» WRITTEN REQUEST
Reproduce, character for character, every line in the rows below from the line containing "y-tick-label: 200 bbox=[1134, 962, 1176, 987]" down to the line containing "x-tick-label: 800 bbox=[1617, 1087, 1659, 1112]", including both of those lines. Output only those lines.

(Region annotation records)
-- Begin --

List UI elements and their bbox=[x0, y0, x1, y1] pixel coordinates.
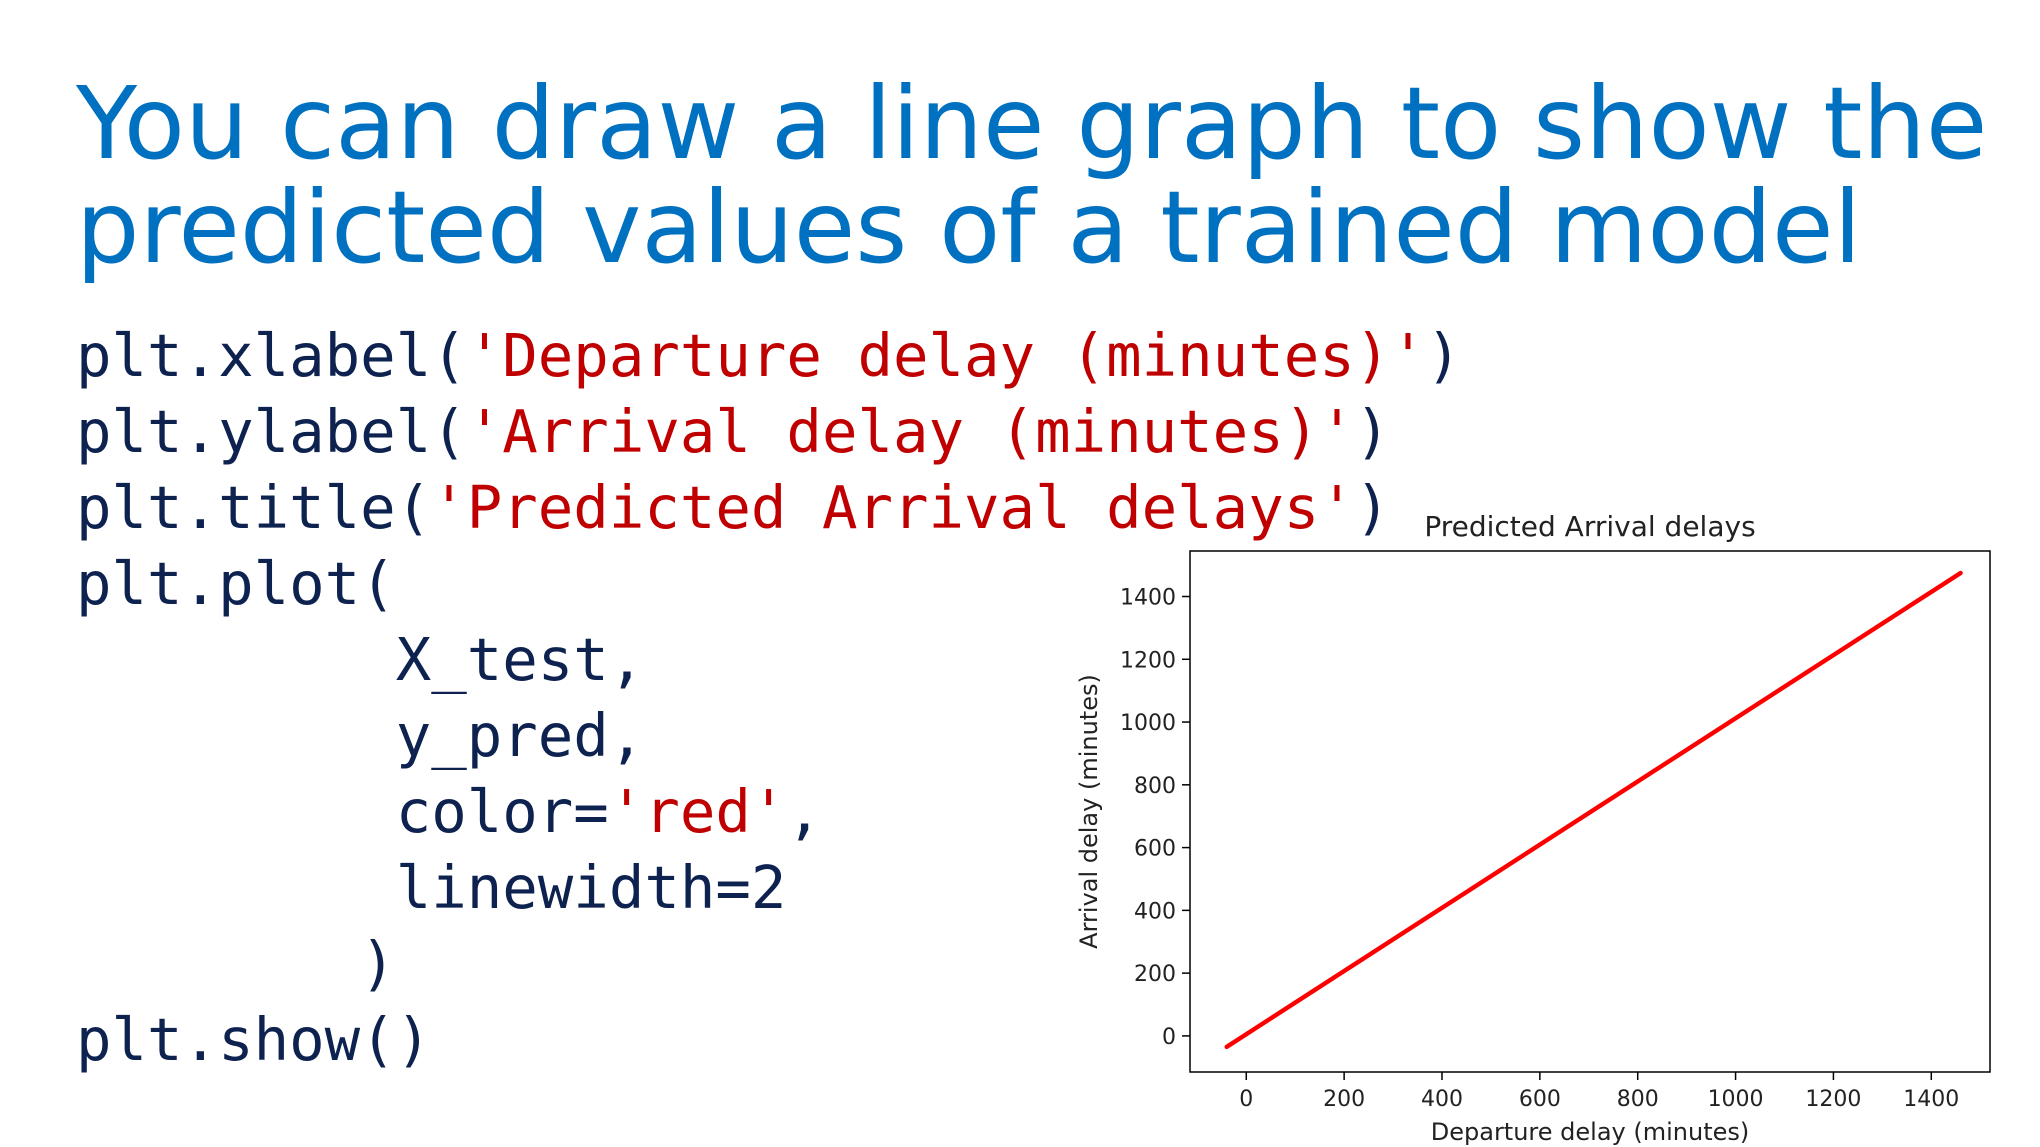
y-tick-label: 200 bbox=[1134, 962, 1176, 987]
code-text: color= bbox=[76, 777, 609, 846]
code-line: plt.title('Predicted Arrival delays') bbox=[76, 470, 1461, 546]
code-string: 'red' bbox=[608, 777, 787, 846]
code-text: ) bbox=[1354, 397, 1391, 466]
y-tick-label: 800 bbox=[1134, 774, 1176, 799]
code-line: color='red', bbox=[76, 774, 1461, 850]
x-tick-label: 600 bbox=[1519, 1087, 1561, 1112]
x-tick-label: 800 bbox=[1617, 1087, 1659, 1112]
line-chart: Predicted Arrival delays 0 200 400 600 800 10… bbox=[1060, 500, 2000, 1147]
x-tick-label: 1400 bbox=[1903, 1087, 1959, 1112]
y-tick-label: 1400 bbox=[1120, 586, 1176, 611]
x-tick-label: 200 bbox=[1323, 1087, 1365, 1112]
code-block: plt.xlabel('Departure delay (minutes)') … bbox=[76, 318, 1461, 1078]
code-text: plt.title( bbox=[76, 473, 432, 542]
code-text: , bbox=[786, 777, 822, 846]
y-tick-label: 1000 bbox=[1120, 711, 1176, 736]
code-line: plt.xlabel('Departure delay (minutes)') bbox=[76, 318, 1461, 394]
code-line: y_pred, bbox=[76, 698, 1461, 774]
y-tick-label: 1200 bbox=[1120, 648, 1176, 673]
series-layer bbox=[1224, 570, 1963, 1050]
slide-title-line-1: You can draw a line graph to show the bbox=[76, 65, 1988, 182]
code-text: plt.show() bbox=[76, 1005, 432, 1074]
code-line: X_test, bbox=[76, 622, 1461, 698]
x-tick-label: 1200 bbox=[1805, 1087, 1861, 1112]
x-axis: 0 200 400 600 800 1000 1200 1400 bbox=[1239, 1072, 1959, 1112]
code-string: 'Departure delay (minutes)' bbox=[466, 321, 1426, 390]
code-text: y_pred, bbox=[76, 701, 645, 770]
code-text: ) bbox=[1425, 321, 1462, 390]
code-line: plt.ylabel('Arrival delay (minutes)') bbox=[76, 394, 1461, 470]
y-tick-label: 600 bbox=[1134, 837, 1176, 862]
code-line: ) bbox=[76, 926, 1461, 1002]
code-text: plt.ylabel( bbox=[76, 397, 467, 466]
code-text: plt.plot( bbox=[76, 549, 396, 618]
code-line: plt.plot( bbox=[76, 546, 1461, 622]
x-tick-label: 0 bbox=[1239, 1087, 1253, 1112]
y-axis: 0 200 400 600 800 1000 1200 1400 bbox=[1120, 586, 1190, 1050]
code-line: linewidth=2 bbox=[76, 850, 1461, 926]
code-text: plt.xlabel( bbox=[76, 321, 467, 390]
plot-frame bbox=[1189, 550, 1991, 1073]
slide-title: You can draw a line graph to show the pr… bbox=[76, 72, 2016, 280]
code-string: 'Predicted Arrival delays' bbox=[431, 473, 1355, 542]
x-axis-label: Departure delay (minutes) bbox=[1431, 1118, 1750, 1146]
code-text: ) bbox=[1354, 473, 1391, 542]
x-tick-label: 400 bbox=[1421, 1087, 1463, 1112]
code-string: 'Arrival delay (minutes)' bbox=[466, 397, 1355, 466]
chart-svg: Predicted Arrival delays 0 200 400 600 800 10… bbox=[1075, 510, 1991, 1146]
y-axis-label: Arrival delay (minutes) bbox=[1075, 674, 1103, 949]
code-text: linewidth=2 bbox=[76, 853, 787, 922]
series-line bbox=[1224, 570, 1963, 1050]
chart-title: Predicted Arrival delays bbox=[1424, 510, 1755, 543]
code-text: X_test, bbox=[76, 625, 645, 694]
y-tick-label: 400 bbox=[1134, 899, 1176, 924]
y-tick-label: 0 bbox=[1162, 1025, 1176, 1050]
code-text: ) bbox=[76, 929, 396, 998]
slide-title-line-2: predicted values of a trained model bbox=[76, 169, 1862, 286]
x-tick-label: 1000 bbox=[1708, 1087, 1764, 1112]
code-line: plt.show() bbox=[76, 1002, 1461, 1078]
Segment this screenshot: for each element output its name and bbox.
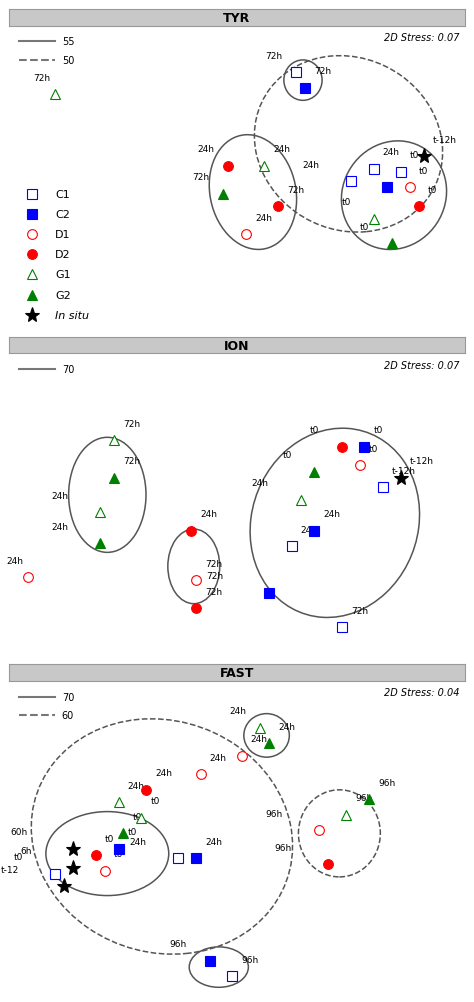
Text: 24h: 24h <box>201 510 218 519</box>
Text: t0: t0 <box>105 834 114 843</box>
Text: 24h: 24h <box>278 722 295 731</box>
Text: 24h: 24h <box>252 479 269 488</box>
Text: FAST: FAST <box>220 666 254 679</box>
Text: 2D Stress: 0.04: 2D Stress: 0.04 <box>384 687 460 697</box>
Text: 24h: 24h <box>52 491 69 500</box>
Text: TYR: TYR <box>223 12 251 25</box>
Text: t0: t0 <box>114 850 124 859</box>
Text: 96h: 96h <box>378 778 395 787</box>
Text: G2: G2 <box>55 291 71 301</box>
Text: 72h: 72h <box>314 67 331 76</box>
Text: t0: t0 <box>128 828 137 837</box>
Text: t0: t0 <box>132 812 142 821</box>
Text: 24h: 24h <box>205 837 222 846</box>
Text: t0: t0 <box>396 166 406 175</box>
Text: 24h: 24h <box>323 510 340 519</box>
Text: 2D Stress: 0.07: 2D Stress: 0.07 <box>384 33 460 43</box>
Text: 6h: 6h <box>21 847 32 856</box>
Text: 72h: 72h <box>205 559 222 568</box>
Text: 72h: 72h <box>351 606 368 615</box>
Text: 50: 50 <box>62 56 74 66</box>
Text: t0: t0 <box>360 222 369 231</box>
Text: 60h: 60h <box>10 828 27 837</box>
Text: ION: ION <box>224 339 250 352</box>
Text: 24h: 24h <box>301 525 318 534</box>
Text: t0: t0 <box>410 151 419 160</box>
Text: 55: 55 <box>62 37 74 47</box>
Text: 24h: 24h <box>155 769 172 778</box>
Text: t0: t0 <box>374 426 383 435</box>
Text: 24h: 24h <box>255 213 272 222</box>
Text: 24h: 24h <box>273 145 291 154</box>
Text: C1: C1 <box>55 189 70 199</box>
Text: 96h: 96h <box>242 955 259 964</box>
Text: t0: t0 <box>151 797 160 806</box>
Text: t0: t0 <box>310 426 319 435</box>
Text: 72h: 72h <box>33 73 50 82</box>
Text: 72h: 72h <box>192 173 210 182</box>
Text: 72h: 72h <box>206 572 223 581</box>
Text: In situ: In situ <box>55 311 89 321</box>
Text: G1: G1 <box>55 271 71 281</box>
Text: D2: D2 <box>55 250 71 260</box>
Text: C2: C2 <box>55 209 70 219</box>
Text: 2D Stress: 0.07: 2D Stress: 0.07 <box>384 360 460 370</box>
Text: 72h: 72h <box>287 185 304 194</box>
Text: 70: 70 <box>62 365 74 375</box>
Text: 24h: 24h <box>197 145 214 154</box>
Text: 72h: 72h <box>265 52 283 61</box>
Text: t0: t0 <box>419 166 428 175</box>
Text: t0: t0 <box>341 197 351 206</box>
Text: 72h: 72h <box>123 420 140 429</box>
Text: 96h: 96h <box>265 809 283 818</box>
Text: 24h: 24h <box>383 148 400 157</box>
Text: t-12h: t-12h <box>410 457 434 466</box>
Text: t0: t0 <box>14 853 23 862</box>
Text: t-12: t-12 <box>0 865 18 874</box>
Text: t0: t0 <box>428 185 438 194</box>
Text: 24h: 24h <box>128 781 145 790</box>
Text: t-12h: t-12h <box>392 466 416 475</box>
Text: 60: 60 <box>62 710 74 720</box>
Text: 96h: 96h <box>170 940 187 949</box>
Text: D1: D1 <box>55 229 71 239</box>
Text: 96h: 96h <box>274 844 292 852</box>
Text: t0: t0 <box>369 445 378 453</box>
Text: 72h: 72h <box>123 457 140 466</box>
Text: 24h: 24h <box>52 522 69 531</box>
Text: 70: 70 <box>62 691 74 701</box>
Text: 24h: 24h <box>210 754 227 763</box>
Text: 72h: 72h <box>205 587 222 596</box>
Text: 24h: 24h <box>229 706 246 715</box>
Text: 24h: 24h <box>129 837 146 846</box>
Text: 24h: 24h <box>6 556 23 565</box>
Text: t0: t0 <box>282 451 292 460</box>
Text: 96h: 96h <box>356 794 373 803</box>
Text: 24h: 24h <box>251 734 268 743</box>
Text: 24h: 24h <box>302 160 319 169</box>
Text: t-12h: t-12h <box>433 135 456 144</box>
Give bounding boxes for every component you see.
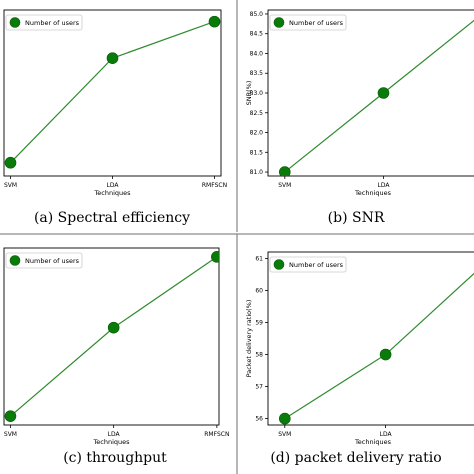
y-tick-label: 60 [255, 287, 263, 294]
legend-marker [273, 259, 285, 270]
series-group [4, 251, 219, 422]
data-point-svm [278, 412, 291, 425]
legend-label: Number of users [289, 261, 344, 269]
x-tick-label-lda: LDA [380, 431, 393, 438]
chart-panel-1: SVM LDA RMFSCN Techniques Number of users (a)… [3, 9, 227, 226]
data-point-lda [106, 52, 119, 64]
legend-marker [9, 17, 21, 28]
data-point-lda [379, 348, 392, 361]
plot-frame [267, 251, 474, 426]
legend [5, 14, 83, 31]
panel-caption: (c) throughput [63, 450, 167, 466]
x-tick-label-lda: LDA [108, 431, 121, 438]
y-tick-label: 83.5 [250, 70, 264, 77]
y-tick-label: 59 [255, 319, 263, 326]
legend-label: Number of users [25, 257, 80, 265]
y-tick-label: 57 [255, 384, 263, 391]
series-group [279, 19, 474, 176]
data-point-svm [4, 410, 17, 422]
data-point-rmfscn [211, 251, 219, 263]
panel-caption: (a) Spectral efficiency [34, 210, 190, 226]
x-tick-label-lda: LDA [378, 182, 391, 189]
y-tick-label: 56 [255, 416, 263, 423]
chart-panel-2: 81.0 81.5 82.0 82.5 83.0 83.5 84.0 84.5 85.0 SVM L… [245, 9, 474, 226]
legend-marker [273, 17, 285, 28]
x-axis-label: Techniques [354, 438, 392, 446]
series-line [10, 256, 218, 417]
legend-marker [9, 255, 21, 266]
x-tick-label-lda: LDA [107, 182, 120, 189]
x-tick-label-svm: SVM [278, 431, 291, 438]
x-tick-label-svm: SVM [4, 182, 17, 189]
plot-frame [3, 9, 222, 177]
data-point-svm [279, 166, 291, 176]
y-tick-label: 82.5 [250, 110, 264, 117]
series-group [278, 272, 474, 425]
chart-panel-3: SVM LDA RMFSCN Techniques Number of users (c)… [3, 247, 229, 466]
legend [269, 14, 347, 31]
plot-frame [267, 9, 474, 177]
series-line [10, 21, 215, 164]
data-point-rmfscn [208, 15, 221, 28]
x-tick-label-rmfscn: RMFSCN [204, 431, 229, 438]
x-tick-label-rmfscn: RMFSCN [202, 182, 227, 189]
panel-caption: (d) packet delivery ratio [270, 450, 441, 466]
y-tick-label: 81.0 [250, 169, 264, 176]
x-axis-label: Techniques [93, 189, 131, 197]
x-tick-label-svm: SVM [278, 182, 291, 189]
series-group [4, 15, 221, 169]
legend-label: Number of users [289, 19, 344, 27]
y-axis-label: SNR(%) [245, 81, 253, 106]
plot-frame [3, 247, 220, 426]
y-tick-label: 81.5 [250, 149, 264, 156]
x-axis-label: Techniques [354, 189, 392, 197]
y-tick-label: 84.5 [250, 31, 264, 38]
y-axis-label: Packet delivery ratio(%) [245, 300, 253, 378]
y-tick-label: 84.0 [250, 50, 264, 57]
legend-label: Number of users [25, 19, 80, 27]
legend [5, 252, 83, 269]
y-tick-label: 83.0 [250, 90, 264, 97]
y-tick-label: 58 [255, 352, 263, 359]
series-line [284, 272, 474, 420]
x-axis-label: Techniques [92, 438, 130, 446]
data-point-lda [377, 87, 390, 99]
legend [269, 256, 347, 273]
y-tick-label: 85.0 [250, 11, 264, 18]
data-point-svm [4, 156, 17, 169]
panel-caption: (b) SNR [328, 210, 385, 226]
y-tick-label: 61 [255, 255, 263, 262]
y-tick-label: 82.0 [250, 130, 264, 137]
x-tick-label-svm: SVM [4, 431, 17, 438]
data-point-lda [107, 321, 120, 334]
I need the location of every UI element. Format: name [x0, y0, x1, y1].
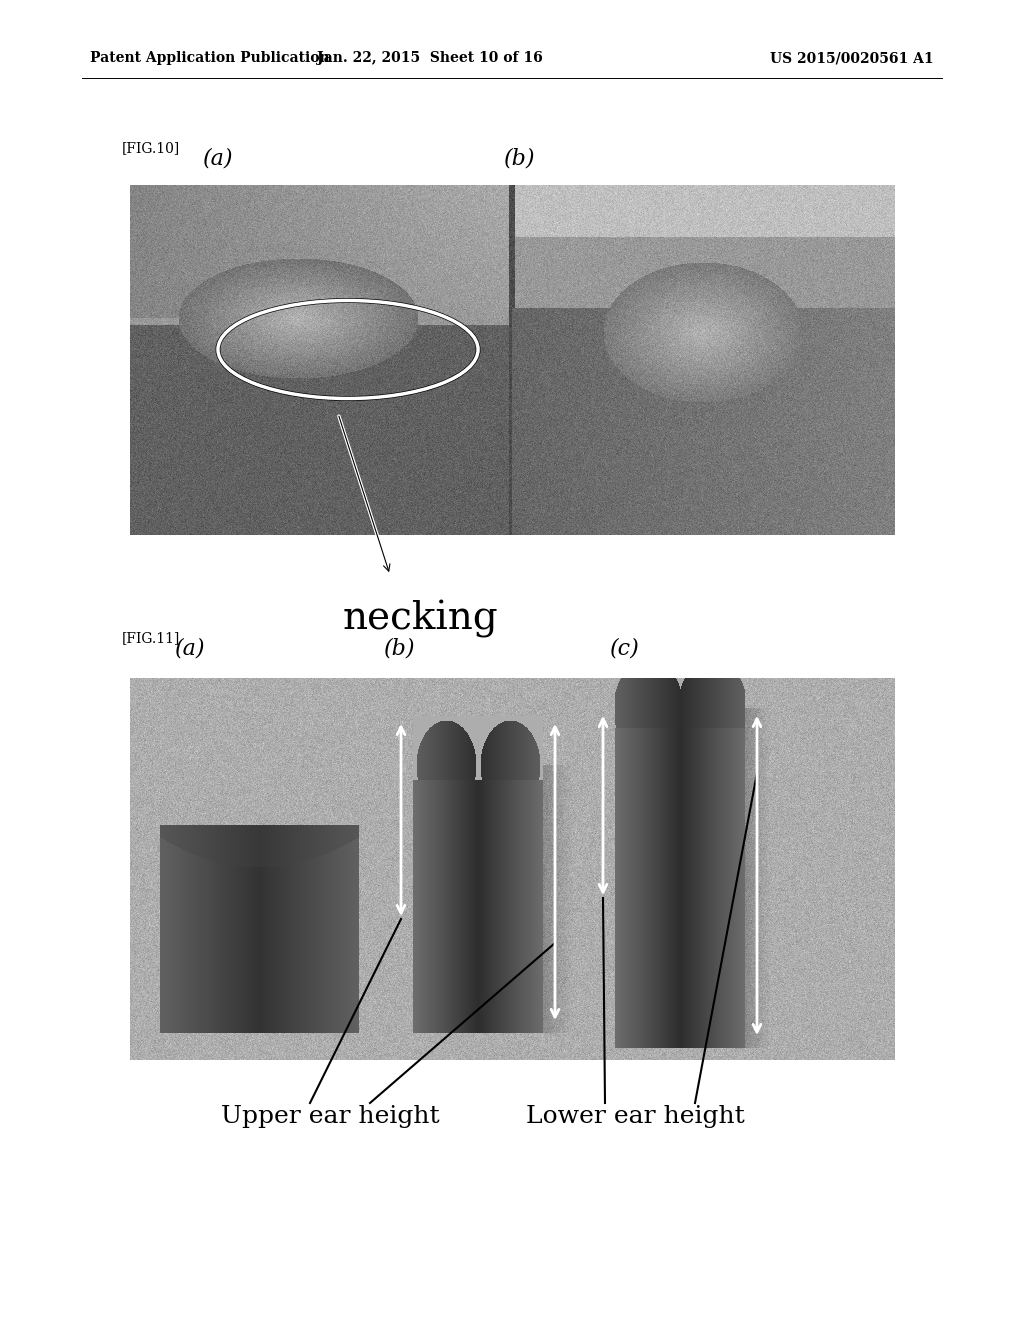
Text: (b): (b): [504, 148, 536, 170]
Text: Upper ear height: Upper ear height: [221, 1105, 439, 1129]
Text: (b): (b): [384, 638, 416, 660]
Text: (a): (a): [203, 148, 233, 170]
Text: (a): (a): [175, 638, 205, 660]
Text: [FIG.10]: [FIG.10]: [122, 141, 180, 154]
Text: necking: necking: [342, 601, 498, 638]
Text: [FIG.11]: [FIG.11]: [122, 631, 180, 645]
Text: (c): (c): [610, 638, 640, 660]
Text: US 2015/0020561 A1: US 2015/0020561 A1: [770, 51, 934, 65]
Text: Patent Application Publication: Patent Application Publication: [90, 51, 330, 65]
Text: Lower ear height: Lower ear height: [525, 1105, 744, 1129]
Text: Jan. 22, 2015  Sheet 10 of 16: Jan. 22, 2015 Sheet 10 of 16: [317, 51, 543, 65]
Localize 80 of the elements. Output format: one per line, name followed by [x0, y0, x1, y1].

-- End --

» SOLUTION TO THE PROBLEM
y-tick-label: 200 bbox=[1134, 962, 1176, 987]
code-text: color= bbox=[76, 777, 609, 846]
code-line: plt.title('Predicted Arrival delays') bbox=[76, 470, 1461, 546]
code-string: 'red' bbox=[608, 777, 787, 846]
code-text: ) bbox=[1354, 397, 1391, 466]
y-tick-label: 800 bbox=[1134, 774, 1176, 799]
code-line: color='red', bbox=[76, 774, 1461, 850]
x-tick-label: 600 bbox=[1519, 1087, 1561, 1112]
x-tick-label: 800 bbox=[1617, 1087, 1659, 1112]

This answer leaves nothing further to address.